* **Required task**
Identify the lines holding "marker" and copy them.

--- START OF Provided material ---

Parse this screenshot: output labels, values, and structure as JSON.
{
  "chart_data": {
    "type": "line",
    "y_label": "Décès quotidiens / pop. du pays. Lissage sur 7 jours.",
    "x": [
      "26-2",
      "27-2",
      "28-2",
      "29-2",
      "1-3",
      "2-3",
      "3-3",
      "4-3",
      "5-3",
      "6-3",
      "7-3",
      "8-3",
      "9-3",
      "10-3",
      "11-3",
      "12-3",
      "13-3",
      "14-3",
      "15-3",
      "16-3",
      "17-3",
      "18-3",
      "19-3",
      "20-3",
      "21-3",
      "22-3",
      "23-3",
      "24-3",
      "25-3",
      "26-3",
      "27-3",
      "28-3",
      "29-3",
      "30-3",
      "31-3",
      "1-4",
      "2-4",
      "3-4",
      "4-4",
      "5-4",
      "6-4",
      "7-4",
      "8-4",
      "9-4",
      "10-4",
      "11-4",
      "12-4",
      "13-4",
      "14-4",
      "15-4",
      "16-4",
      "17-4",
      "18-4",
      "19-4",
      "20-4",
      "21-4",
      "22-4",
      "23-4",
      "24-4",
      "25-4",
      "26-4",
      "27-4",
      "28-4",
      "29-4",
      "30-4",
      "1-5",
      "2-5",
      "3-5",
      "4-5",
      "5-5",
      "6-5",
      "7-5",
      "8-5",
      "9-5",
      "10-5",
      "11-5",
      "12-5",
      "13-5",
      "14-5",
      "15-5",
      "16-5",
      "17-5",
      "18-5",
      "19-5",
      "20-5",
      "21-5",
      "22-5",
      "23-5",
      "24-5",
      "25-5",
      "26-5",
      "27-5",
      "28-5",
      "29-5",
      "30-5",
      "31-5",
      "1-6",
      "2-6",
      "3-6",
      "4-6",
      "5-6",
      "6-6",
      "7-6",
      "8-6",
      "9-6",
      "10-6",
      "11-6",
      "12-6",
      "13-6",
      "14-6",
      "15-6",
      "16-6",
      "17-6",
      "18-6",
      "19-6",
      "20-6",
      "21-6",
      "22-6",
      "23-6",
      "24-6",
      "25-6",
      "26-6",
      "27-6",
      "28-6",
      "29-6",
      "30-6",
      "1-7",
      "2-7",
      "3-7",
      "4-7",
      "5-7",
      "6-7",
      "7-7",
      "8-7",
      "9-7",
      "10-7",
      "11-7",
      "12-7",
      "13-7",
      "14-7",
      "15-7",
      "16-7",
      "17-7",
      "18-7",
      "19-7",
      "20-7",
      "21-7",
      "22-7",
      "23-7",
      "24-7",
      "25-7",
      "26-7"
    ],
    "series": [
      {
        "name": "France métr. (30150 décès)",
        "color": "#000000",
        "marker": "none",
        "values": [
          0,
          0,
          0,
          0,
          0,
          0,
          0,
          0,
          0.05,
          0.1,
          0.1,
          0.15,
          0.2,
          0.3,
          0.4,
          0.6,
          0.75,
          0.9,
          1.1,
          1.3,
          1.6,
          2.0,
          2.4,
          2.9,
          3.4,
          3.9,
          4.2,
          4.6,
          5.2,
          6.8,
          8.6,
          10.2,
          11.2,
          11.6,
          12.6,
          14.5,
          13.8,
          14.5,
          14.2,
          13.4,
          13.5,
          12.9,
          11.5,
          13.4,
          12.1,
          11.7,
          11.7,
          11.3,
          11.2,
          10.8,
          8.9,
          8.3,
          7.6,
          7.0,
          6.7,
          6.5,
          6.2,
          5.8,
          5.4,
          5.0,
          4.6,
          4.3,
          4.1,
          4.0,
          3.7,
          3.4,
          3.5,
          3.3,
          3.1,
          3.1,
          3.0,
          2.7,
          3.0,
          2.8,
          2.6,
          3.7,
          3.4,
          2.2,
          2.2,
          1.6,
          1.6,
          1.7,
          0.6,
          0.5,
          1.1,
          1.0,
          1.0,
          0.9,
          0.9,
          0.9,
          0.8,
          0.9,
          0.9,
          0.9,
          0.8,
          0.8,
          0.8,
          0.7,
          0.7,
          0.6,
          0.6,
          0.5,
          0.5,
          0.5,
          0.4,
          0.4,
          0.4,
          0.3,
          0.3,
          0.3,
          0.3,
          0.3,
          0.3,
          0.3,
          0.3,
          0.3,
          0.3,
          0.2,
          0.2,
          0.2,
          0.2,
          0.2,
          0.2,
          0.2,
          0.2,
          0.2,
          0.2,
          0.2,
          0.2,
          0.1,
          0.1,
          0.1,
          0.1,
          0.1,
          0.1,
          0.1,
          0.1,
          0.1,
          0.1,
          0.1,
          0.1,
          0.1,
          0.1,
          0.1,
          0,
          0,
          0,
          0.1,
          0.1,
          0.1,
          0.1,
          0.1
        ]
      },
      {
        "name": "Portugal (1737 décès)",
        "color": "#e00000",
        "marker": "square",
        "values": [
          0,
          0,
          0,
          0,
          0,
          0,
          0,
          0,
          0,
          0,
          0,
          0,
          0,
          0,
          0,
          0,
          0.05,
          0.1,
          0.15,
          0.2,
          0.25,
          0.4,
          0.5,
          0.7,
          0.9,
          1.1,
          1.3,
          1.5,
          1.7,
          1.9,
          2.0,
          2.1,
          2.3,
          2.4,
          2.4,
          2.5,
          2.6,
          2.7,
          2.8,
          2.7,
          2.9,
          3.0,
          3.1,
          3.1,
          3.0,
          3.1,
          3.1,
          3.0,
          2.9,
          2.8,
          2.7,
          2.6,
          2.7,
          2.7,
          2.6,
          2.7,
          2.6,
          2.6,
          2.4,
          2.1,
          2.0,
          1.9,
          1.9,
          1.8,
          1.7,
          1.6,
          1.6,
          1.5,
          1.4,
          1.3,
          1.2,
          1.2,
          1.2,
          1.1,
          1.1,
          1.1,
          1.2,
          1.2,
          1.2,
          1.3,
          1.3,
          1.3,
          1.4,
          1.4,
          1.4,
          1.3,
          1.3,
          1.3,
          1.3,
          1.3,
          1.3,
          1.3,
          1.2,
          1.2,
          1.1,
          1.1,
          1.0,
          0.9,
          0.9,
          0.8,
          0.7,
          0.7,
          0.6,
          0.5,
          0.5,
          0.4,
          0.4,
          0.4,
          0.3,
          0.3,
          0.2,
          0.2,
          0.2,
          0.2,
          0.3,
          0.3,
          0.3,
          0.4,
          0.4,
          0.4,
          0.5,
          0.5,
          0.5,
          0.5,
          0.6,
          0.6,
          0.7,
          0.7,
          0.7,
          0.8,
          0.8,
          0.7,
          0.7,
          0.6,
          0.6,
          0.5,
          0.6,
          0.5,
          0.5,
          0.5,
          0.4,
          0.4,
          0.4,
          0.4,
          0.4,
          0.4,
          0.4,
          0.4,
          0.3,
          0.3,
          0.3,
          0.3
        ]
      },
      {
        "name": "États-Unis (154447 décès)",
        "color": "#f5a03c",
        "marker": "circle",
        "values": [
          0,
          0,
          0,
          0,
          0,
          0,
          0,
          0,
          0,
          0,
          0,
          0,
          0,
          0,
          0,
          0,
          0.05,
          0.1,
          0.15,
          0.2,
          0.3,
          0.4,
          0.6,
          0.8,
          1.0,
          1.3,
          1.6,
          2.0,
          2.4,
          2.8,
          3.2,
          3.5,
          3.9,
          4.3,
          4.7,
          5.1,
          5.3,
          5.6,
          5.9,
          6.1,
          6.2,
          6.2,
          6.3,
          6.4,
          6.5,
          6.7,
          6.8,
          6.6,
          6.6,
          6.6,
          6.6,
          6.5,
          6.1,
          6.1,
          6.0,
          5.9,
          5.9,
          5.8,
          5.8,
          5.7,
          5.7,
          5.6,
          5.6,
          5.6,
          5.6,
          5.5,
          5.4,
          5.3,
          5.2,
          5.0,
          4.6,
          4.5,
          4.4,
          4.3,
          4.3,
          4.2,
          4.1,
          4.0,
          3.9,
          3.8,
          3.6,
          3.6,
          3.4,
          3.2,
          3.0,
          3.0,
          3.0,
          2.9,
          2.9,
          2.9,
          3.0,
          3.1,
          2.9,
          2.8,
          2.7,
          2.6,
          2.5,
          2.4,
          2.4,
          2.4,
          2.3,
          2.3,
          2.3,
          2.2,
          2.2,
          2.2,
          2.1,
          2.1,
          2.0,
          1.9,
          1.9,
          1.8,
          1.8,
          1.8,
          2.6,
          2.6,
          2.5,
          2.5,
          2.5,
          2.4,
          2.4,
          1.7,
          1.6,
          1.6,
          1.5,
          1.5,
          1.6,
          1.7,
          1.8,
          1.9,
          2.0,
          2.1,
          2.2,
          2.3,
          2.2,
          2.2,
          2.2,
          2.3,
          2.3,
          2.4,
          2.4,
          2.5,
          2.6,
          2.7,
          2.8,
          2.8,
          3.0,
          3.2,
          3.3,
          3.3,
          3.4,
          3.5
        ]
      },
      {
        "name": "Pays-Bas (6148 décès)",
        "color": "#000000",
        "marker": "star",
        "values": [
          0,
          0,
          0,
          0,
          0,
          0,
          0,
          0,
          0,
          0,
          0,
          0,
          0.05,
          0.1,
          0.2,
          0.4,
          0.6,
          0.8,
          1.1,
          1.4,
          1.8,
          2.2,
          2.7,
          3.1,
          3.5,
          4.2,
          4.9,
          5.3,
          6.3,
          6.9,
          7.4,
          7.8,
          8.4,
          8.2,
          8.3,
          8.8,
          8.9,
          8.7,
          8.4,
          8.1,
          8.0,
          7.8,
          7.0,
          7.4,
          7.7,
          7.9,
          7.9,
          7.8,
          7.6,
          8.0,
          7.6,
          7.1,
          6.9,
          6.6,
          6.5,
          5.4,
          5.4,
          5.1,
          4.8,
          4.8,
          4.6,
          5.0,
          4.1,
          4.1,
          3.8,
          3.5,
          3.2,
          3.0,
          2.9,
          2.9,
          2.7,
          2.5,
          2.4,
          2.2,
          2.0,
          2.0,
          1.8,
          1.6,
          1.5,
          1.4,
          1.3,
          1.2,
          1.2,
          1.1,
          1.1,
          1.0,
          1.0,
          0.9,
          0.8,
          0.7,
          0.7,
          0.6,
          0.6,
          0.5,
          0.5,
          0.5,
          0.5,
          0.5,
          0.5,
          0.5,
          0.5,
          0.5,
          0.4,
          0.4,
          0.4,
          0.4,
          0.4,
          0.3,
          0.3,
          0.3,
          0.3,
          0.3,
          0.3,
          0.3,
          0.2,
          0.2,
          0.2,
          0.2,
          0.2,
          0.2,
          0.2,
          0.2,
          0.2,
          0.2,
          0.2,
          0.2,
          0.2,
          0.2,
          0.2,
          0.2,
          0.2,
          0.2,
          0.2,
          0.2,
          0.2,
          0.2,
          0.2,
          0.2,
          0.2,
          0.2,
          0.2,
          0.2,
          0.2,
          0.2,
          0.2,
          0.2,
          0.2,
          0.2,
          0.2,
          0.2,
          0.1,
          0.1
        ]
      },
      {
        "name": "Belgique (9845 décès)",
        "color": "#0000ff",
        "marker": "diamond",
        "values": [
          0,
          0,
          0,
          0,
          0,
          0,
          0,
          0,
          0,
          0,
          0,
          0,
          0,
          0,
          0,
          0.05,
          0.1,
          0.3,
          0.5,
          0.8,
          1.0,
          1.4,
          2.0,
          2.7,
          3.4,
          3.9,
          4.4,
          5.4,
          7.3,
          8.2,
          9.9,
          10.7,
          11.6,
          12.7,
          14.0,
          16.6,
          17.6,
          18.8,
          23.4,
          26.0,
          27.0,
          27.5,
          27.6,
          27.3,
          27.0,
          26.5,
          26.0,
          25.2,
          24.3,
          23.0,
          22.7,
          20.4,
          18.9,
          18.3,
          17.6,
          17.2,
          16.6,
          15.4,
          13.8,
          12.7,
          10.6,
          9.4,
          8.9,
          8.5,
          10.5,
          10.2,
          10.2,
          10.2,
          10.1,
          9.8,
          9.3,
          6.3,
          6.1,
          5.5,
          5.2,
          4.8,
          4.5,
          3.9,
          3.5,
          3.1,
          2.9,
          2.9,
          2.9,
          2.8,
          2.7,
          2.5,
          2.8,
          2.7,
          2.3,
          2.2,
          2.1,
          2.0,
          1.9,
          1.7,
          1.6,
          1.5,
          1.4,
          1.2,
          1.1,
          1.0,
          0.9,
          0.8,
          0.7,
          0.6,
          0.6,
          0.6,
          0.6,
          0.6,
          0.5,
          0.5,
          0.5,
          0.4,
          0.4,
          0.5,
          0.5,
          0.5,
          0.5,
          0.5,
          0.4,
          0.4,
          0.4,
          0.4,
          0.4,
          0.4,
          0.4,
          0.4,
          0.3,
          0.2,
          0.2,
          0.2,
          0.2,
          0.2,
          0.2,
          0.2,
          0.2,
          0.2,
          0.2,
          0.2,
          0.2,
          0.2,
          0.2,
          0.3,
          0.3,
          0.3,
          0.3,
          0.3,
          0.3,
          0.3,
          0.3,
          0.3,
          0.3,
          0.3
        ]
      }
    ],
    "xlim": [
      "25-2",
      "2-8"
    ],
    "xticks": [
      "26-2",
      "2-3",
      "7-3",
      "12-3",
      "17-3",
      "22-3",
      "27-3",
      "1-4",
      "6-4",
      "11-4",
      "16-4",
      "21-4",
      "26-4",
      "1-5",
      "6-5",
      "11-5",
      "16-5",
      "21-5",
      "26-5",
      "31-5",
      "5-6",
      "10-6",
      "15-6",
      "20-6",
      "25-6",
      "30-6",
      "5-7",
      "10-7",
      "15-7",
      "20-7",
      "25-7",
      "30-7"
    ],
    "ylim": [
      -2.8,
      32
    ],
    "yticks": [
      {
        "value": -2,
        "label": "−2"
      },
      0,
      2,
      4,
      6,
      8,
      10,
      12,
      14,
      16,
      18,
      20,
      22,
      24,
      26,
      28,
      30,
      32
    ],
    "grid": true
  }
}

--- END OF Provided material ---
--- START OF Provided material ---

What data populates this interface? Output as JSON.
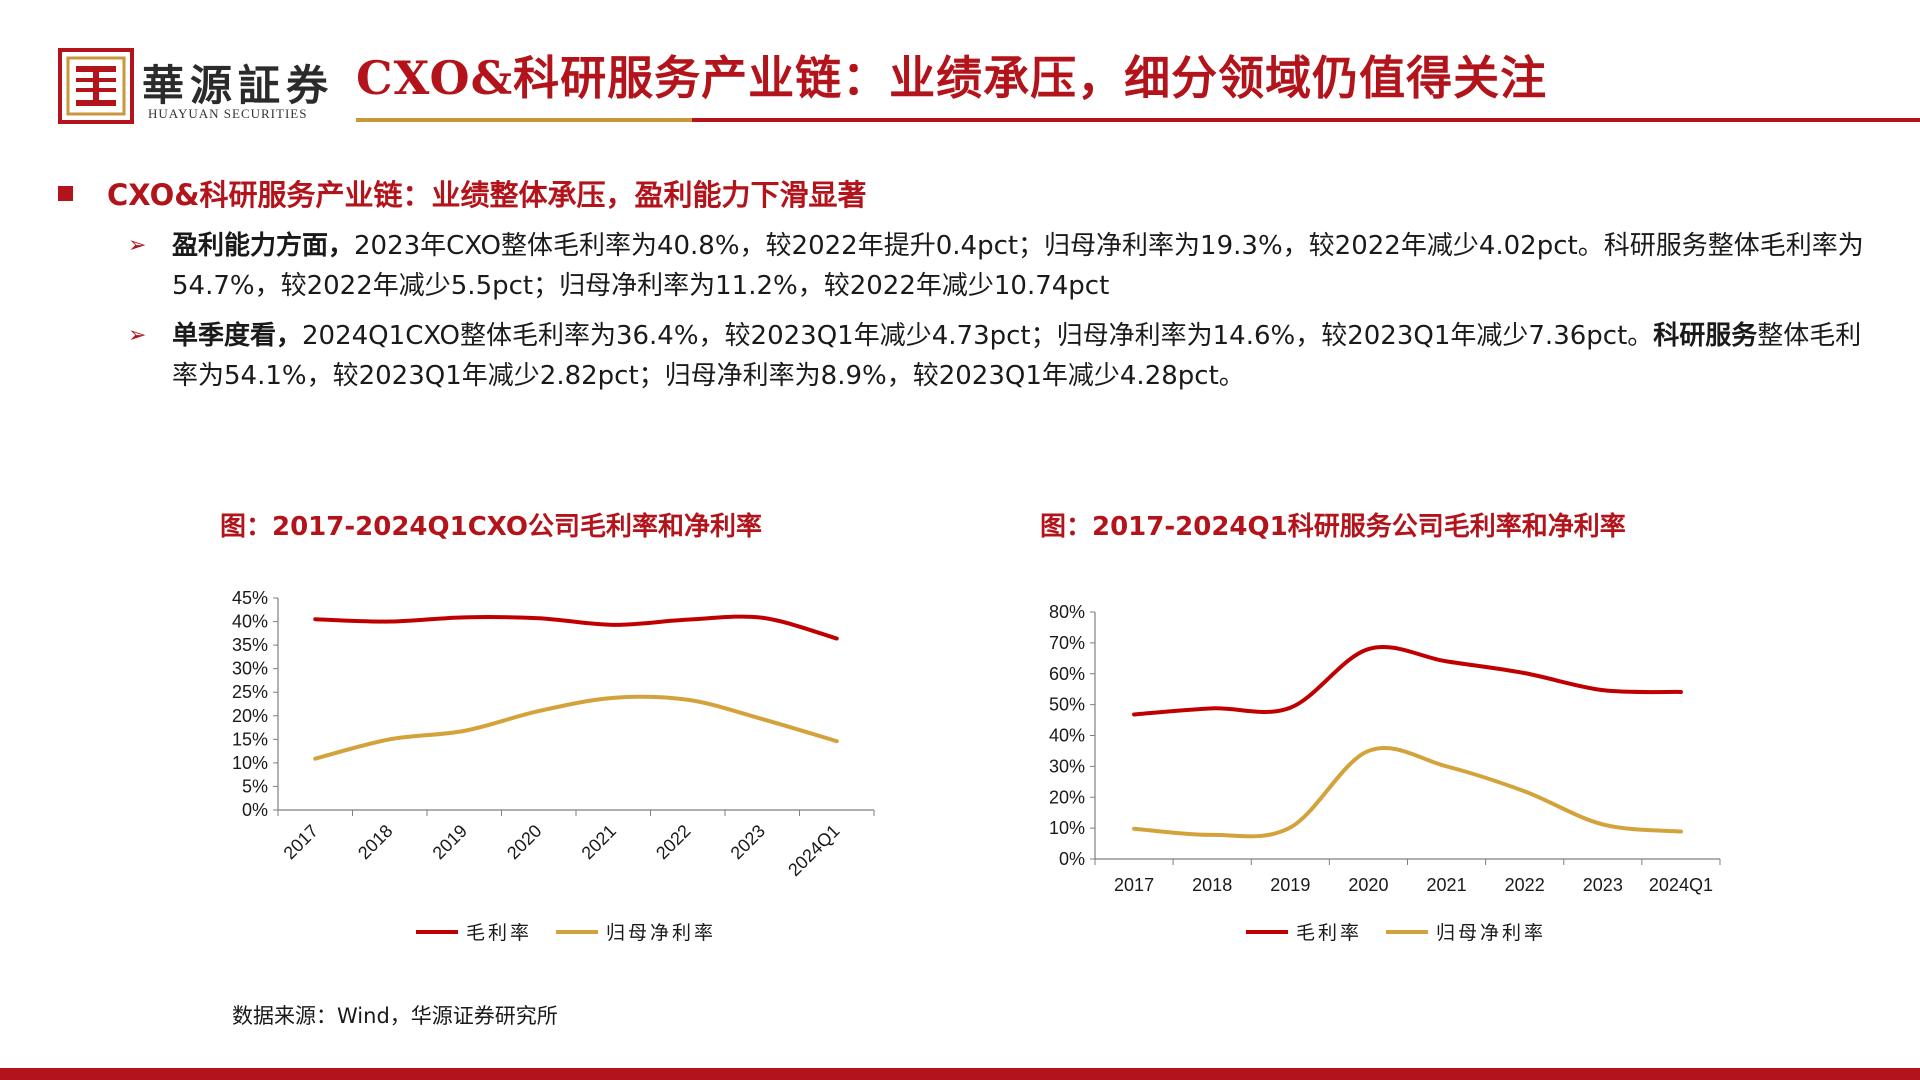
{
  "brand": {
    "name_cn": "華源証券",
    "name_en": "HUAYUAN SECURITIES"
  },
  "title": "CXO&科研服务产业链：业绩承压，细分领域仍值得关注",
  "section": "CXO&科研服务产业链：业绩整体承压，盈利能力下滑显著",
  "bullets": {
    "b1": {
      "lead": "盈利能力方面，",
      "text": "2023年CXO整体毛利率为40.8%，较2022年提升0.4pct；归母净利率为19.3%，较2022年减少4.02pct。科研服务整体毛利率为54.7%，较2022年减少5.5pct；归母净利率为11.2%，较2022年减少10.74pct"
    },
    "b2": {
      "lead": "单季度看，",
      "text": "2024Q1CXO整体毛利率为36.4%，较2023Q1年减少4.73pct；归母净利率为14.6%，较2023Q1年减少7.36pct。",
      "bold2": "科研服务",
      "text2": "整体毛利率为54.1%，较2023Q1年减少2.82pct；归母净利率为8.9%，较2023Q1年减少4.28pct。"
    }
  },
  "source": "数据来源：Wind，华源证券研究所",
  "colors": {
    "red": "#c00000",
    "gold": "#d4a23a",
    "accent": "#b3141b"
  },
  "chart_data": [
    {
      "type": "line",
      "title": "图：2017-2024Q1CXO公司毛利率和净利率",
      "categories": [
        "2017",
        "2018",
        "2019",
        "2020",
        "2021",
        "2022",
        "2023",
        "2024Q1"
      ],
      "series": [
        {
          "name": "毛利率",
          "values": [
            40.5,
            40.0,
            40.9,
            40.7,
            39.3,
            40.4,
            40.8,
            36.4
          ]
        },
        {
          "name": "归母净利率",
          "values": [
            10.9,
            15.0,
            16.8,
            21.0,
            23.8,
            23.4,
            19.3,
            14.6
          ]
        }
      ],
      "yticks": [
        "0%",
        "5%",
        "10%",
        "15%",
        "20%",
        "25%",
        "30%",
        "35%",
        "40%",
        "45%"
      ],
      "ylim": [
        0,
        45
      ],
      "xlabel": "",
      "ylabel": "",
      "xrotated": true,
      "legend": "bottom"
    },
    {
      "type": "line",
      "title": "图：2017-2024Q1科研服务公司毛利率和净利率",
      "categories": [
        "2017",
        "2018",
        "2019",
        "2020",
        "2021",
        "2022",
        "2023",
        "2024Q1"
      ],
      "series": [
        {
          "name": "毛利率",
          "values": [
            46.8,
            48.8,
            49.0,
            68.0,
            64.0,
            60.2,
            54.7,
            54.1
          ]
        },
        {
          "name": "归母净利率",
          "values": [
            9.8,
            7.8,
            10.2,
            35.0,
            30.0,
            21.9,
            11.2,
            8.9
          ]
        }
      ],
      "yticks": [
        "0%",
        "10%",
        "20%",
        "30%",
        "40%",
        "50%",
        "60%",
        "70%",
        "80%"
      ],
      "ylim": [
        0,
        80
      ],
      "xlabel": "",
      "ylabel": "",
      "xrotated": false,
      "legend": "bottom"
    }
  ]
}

--- END OF Provided material ---
--- START OF Provided material ---

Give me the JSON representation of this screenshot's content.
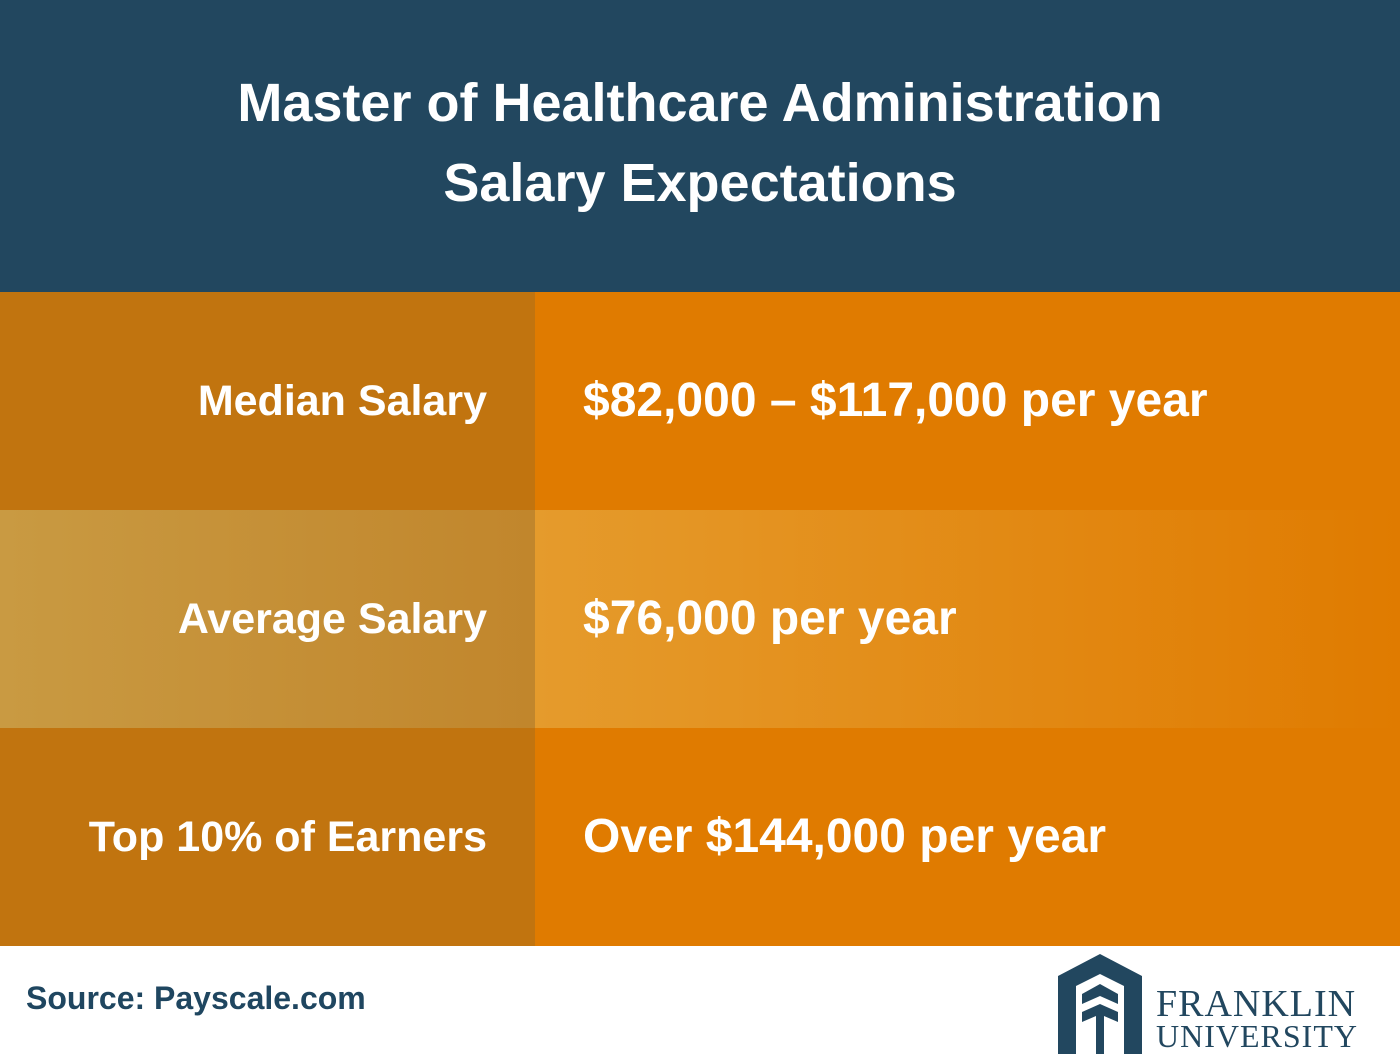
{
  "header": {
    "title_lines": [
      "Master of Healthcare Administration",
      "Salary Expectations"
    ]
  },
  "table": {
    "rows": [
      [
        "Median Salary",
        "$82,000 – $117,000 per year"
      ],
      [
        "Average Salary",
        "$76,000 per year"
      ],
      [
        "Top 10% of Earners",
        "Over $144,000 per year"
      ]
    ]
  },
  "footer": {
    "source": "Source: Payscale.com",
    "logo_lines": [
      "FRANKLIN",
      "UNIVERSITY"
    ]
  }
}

--- END OF Provided material ---

* **Task solution**
        "marker": "none",
        "marker": "square",
        "marker": "circle",
        "marker": "star",
        "marker": "diamond",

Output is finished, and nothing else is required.